THE REQUEST ::
Return a copy of each line that holds the string "color".

Dataset records on visual material ::

▼

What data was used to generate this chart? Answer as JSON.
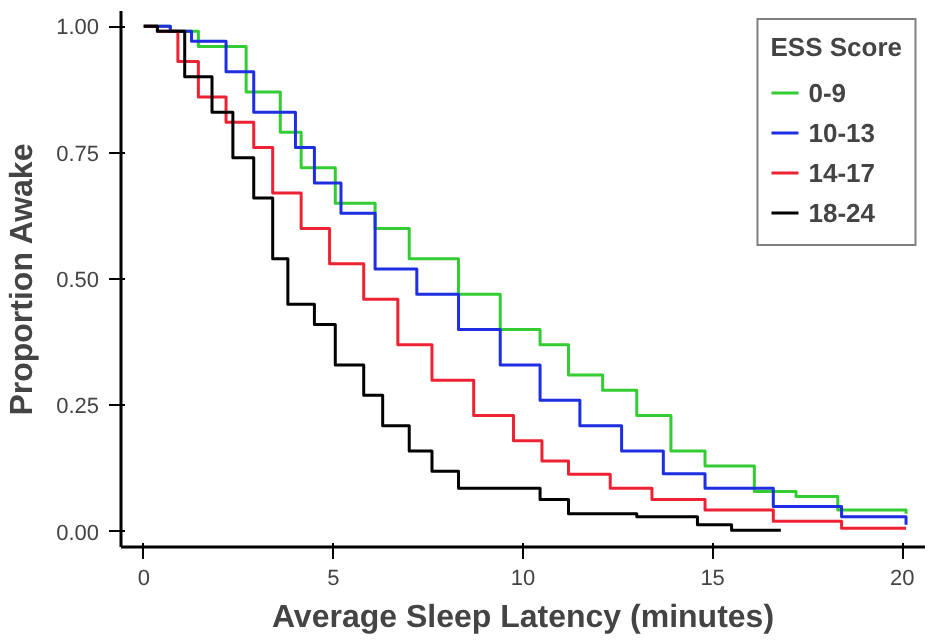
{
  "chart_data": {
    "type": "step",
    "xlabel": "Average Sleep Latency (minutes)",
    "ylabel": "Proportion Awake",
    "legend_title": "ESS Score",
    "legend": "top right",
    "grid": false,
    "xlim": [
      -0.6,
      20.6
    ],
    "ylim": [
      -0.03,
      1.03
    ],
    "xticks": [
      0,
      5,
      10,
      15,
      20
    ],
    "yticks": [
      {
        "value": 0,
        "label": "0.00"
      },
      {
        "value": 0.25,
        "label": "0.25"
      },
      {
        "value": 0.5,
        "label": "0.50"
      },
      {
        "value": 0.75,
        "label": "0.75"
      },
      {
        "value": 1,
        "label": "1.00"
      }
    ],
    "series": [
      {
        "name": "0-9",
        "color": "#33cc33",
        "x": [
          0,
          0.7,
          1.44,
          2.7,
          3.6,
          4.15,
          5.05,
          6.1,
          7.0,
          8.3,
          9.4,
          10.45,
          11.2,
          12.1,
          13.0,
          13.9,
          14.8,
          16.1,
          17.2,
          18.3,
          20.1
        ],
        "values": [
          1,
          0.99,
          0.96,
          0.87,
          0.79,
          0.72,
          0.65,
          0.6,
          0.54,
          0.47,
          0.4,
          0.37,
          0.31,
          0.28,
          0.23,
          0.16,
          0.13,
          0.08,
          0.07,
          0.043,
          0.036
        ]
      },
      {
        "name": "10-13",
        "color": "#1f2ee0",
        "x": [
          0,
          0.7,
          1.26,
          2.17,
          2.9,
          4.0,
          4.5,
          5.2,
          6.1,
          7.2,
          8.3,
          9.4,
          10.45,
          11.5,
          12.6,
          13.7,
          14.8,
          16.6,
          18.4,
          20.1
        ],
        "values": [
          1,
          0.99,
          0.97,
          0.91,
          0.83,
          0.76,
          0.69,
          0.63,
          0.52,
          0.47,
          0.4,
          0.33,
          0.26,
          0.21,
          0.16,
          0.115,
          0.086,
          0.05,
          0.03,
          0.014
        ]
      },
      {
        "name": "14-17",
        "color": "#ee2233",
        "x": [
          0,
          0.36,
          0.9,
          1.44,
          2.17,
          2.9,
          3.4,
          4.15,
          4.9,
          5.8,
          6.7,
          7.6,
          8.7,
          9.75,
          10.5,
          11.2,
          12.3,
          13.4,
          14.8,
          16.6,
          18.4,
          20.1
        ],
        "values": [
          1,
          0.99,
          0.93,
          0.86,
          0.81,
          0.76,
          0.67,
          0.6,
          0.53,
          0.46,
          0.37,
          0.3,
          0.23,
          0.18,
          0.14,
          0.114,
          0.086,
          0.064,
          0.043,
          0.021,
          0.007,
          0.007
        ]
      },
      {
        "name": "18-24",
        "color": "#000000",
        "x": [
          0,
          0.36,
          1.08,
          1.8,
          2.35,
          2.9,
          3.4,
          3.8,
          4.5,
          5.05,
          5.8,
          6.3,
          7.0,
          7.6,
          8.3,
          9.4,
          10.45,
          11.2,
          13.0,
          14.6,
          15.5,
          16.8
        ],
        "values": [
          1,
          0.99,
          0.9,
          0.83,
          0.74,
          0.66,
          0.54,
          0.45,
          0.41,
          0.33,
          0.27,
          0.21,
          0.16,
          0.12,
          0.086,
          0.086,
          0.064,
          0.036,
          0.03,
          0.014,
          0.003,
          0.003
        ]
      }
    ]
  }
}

▲

ANSWER TO THE PROBLEM ::
        "color": "#33cc33",
        "color": "#1f2ee0",
        "color": "#ee2233",
        "color": "#000000",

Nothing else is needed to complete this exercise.